┌──

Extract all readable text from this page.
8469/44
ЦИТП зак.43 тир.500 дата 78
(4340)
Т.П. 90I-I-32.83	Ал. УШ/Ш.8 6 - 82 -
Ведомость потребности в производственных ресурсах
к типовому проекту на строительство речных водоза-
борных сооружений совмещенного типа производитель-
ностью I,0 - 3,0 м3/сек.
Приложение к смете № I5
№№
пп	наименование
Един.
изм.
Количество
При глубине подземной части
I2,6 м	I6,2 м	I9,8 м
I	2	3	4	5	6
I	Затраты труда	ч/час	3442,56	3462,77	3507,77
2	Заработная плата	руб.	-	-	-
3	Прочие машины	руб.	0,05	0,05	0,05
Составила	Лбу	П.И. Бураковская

└──

EXERCISE BRIEF:
Print every entry exactly as written.

EXERCISE RESPONSE:
Extract all readable text from this page.
8469/44
ЦИТП зак.43 тир.500 дата 78
(4340)
Т.П. 90I-I-32.83	Ал. УШ/Ш.8 6 - 82 -
Ведомость потребности в производственных ресурсах
к типовому проекту на строительство речных водоза-
борных сооружений совмещенного типа производитель-
ностью I,0 - 3,0 м3/сек.
Приложение к смете № I5
№№
пп	наименование
Един.
изм.
Количество
При глубине подземной части
I2,6 м	I6,2 м	I9,8 м
I	2	3	4	5	6
I	Затраты труда	ч/час	3442,56	3462,77	3507,77
2	Заработная плата	руб.	-	-	-
3	Прочие машины	руб.	0,05	0,05	0,05
Составила	Лбу	П.И. Бураковская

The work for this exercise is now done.